SET TASK
Nothing should be left out: output all of the entries exactly.

## Begin SOURCE DATA

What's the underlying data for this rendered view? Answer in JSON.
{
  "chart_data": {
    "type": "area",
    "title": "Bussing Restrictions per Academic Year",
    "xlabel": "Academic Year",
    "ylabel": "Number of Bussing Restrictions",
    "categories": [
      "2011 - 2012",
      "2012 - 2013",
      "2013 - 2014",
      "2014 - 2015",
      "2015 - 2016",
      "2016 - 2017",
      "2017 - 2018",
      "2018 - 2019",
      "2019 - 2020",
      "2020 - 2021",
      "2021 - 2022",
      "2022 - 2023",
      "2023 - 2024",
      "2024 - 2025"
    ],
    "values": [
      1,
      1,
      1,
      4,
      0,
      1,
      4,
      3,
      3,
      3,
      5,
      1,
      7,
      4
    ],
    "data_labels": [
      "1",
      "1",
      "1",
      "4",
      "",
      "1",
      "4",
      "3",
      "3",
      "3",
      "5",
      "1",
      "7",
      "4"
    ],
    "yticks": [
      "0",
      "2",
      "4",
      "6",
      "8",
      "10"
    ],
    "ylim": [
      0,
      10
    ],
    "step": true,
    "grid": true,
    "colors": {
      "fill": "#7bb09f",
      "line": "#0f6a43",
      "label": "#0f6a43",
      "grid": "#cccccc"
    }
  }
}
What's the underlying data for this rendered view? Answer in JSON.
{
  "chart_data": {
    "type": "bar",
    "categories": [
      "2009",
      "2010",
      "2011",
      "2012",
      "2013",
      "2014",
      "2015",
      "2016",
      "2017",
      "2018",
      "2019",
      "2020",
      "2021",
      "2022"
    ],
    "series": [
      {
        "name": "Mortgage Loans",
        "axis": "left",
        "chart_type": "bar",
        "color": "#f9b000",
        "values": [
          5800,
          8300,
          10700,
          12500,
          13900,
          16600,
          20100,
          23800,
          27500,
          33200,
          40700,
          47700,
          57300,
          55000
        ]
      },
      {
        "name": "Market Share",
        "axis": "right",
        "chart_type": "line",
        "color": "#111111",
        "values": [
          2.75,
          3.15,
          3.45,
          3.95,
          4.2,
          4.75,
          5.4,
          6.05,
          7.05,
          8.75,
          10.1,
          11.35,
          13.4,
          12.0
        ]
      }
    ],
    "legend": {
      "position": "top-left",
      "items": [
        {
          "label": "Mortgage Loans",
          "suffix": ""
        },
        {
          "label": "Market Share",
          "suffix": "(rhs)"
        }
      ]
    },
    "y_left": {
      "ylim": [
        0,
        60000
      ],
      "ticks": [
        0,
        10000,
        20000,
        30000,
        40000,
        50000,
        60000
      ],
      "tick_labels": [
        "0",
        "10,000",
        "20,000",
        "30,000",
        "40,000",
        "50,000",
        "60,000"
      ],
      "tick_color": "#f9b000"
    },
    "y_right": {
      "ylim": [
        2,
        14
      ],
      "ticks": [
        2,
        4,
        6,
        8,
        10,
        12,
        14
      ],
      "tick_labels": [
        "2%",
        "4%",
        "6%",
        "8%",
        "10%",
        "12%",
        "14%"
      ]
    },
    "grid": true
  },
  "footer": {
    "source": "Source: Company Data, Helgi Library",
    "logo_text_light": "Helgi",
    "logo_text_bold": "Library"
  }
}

## End SOURCE DATA

ANSWER TO THIS TASK
What's the underlying data for this rendered view? Answer in JSON.
{
  "chart_data": {
    "type": "area",
    "title": "Bussing Restrictions per Academic Year",
    "xlabel": "Academic Year",
    "ylabel": "Number of Bussing Restrictions",
    "categories": [
      "2011 - 2012",
      "2012 - 2013",
      "2013 - 2014",
      "2014 - 2015",
      "2015 - 2016",
      "2016 - 2017",
      "2017 - 2018",
      "2018 - 2019",
      "2019 - 2020",
      "2020 - 2021",
      "2021 - 2022",
      "2022 - 2023",
      "2023 - 2024",
      "2024 - 2025"
    ],
    "values": [
      1,
      1,
      1,
      4,
      0,
      1,
      4,
      3,
      3,
      3,
      5,
      1,
      7,
      4
    ],
    "data_labels": [
      "1",
      "1",
      "1",
      "4",
      "",
      "1",
      "4",
      "3",
      "3",
      "3",
      "5",
      "1",
      "7",
      "4"
    ],
    "yticks": [
      "0",
      "2",
      "4",
      "6",
      "8",
      "10"
    ],
    "ylim": [
      0,
      10
    ],
    "step": true,
    "grid": true,
    "colors": {
      "fill": "#7bb09f",
      "line": "#0f6a43",
      "label": "#0f6a43",
      "grid": "#cccccc"
    }
  }
}
What's the underlying data for this rendered view? Answer in JSON.
{
  "chart_data": {
    "type": "bar",
    "categories": [
      "2009",
      "2010",
      "2011",
      "2012",
      "2013",
      "2014",
      "2015",
      "2016",
      "2017",
      "2018",
      "2019",
      "2020",
      "2021",
      "2022"
    ],
    "series": [
      {
        "name": "Mortgage Loans",
        "axis": "left",
        "chart_type": "bar",
        "color": "#f9b000",
        "values": [
          5800,
          8300,
          10700,
          12500,
          13900,
          16600,
          20100,
          23800,
          27500,
          33200,
          40700,
          47700,
          57300,
          55000
        ]
      },
      {
        "name": "Market Share",
        "axis": "right",
        "chart_type": "line",
        "color": "#111111",
        "values": [
          2.75,
          3.15,
          3.45,
          3.95,
          4.2,
          4.75,
          5.4,
          6.05,
          7.05,
          8.75,
          10.1,
          11.35,
          13.4,
          12.0
        ]
      }
    ],
    "legend": {
      "position": "top-left",
      "items": [
        {
          "label": "Mortgage Loans",
          "suffix": ""
        },
        {
          "label": "Market Share",
          "suffix": "(rhs)"
        }
      ]
    },
    "y_left": {
      "ylim": [
        0,
        60000
      ],
      "ticks": [
        0,
        10000,
        20000,
        30000,
        40000,
        50000,
        60000
      ],
      "tick_labels": [
        "0",
        "10,000",
        "20,000",
        "30,000",
        "40,000",
        "50,000",
        "60,000"
      ],
      "tick_color": "#f9b000"
    },
    "y_right": {
      "ylim": [
        2,
        14
      ],
      "ticks": [
        2,
        4,
        6,
        8,
        10,
        12,
        14
      ],
      "tick_labels": [
        "2%",
        "4%",
        "6%",
        "8%",
        "10%",
        "12%",
        "14%"
      ]
    },
    "grid": true
  },
  "footer": {
    "source": "Source: Company Data, Helgi Library",
    "logo_text_light": "Helgi",
    "logo_text_bold": "Library"
  }
}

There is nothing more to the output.